─── Recorded data
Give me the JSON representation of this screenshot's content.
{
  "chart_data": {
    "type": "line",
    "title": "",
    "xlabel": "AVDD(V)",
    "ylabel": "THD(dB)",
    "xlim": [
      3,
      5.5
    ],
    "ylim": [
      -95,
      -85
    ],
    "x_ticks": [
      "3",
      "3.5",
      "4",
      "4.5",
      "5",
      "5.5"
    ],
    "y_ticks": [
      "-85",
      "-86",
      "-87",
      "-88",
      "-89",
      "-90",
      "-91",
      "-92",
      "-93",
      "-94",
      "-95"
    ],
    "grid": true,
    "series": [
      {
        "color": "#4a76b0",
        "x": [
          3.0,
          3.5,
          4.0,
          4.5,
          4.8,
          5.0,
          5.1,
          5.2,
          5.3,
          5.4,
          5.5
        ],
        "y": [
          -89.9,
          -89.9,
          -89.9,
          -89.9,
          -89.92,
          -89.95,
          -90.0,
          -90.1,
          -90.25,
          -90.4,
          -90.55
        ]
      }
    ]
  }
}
──────
─── Recorded data
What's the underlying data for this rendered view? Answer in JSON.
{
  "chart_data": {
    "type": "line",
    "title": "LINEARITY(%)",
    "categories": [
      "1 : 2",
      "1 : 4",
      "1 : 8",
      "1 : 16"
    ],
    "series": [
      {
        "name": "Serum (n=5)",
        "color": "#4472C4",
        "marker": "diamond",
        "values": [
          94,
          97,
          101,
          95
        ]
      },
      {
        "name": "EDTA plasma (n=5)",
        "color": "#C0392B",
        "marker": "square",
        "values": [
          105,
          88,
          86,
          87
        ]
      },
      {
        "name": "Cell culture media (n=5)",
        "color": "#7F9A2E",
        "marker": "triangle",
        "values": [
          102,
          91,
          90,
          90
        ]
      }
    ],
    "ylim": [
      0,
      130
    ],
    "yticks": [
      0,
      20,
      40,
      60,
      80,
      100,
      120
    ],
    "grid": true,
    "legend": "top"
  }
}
──────
→ **Aim of the task**
Which lines in the records above contain the string "this"? Copy each one.

→ **Reply to the exercise**
Give me the JSON representation of this screenshot's content.
What's the underlying data for this rendered view? Answer in JSON.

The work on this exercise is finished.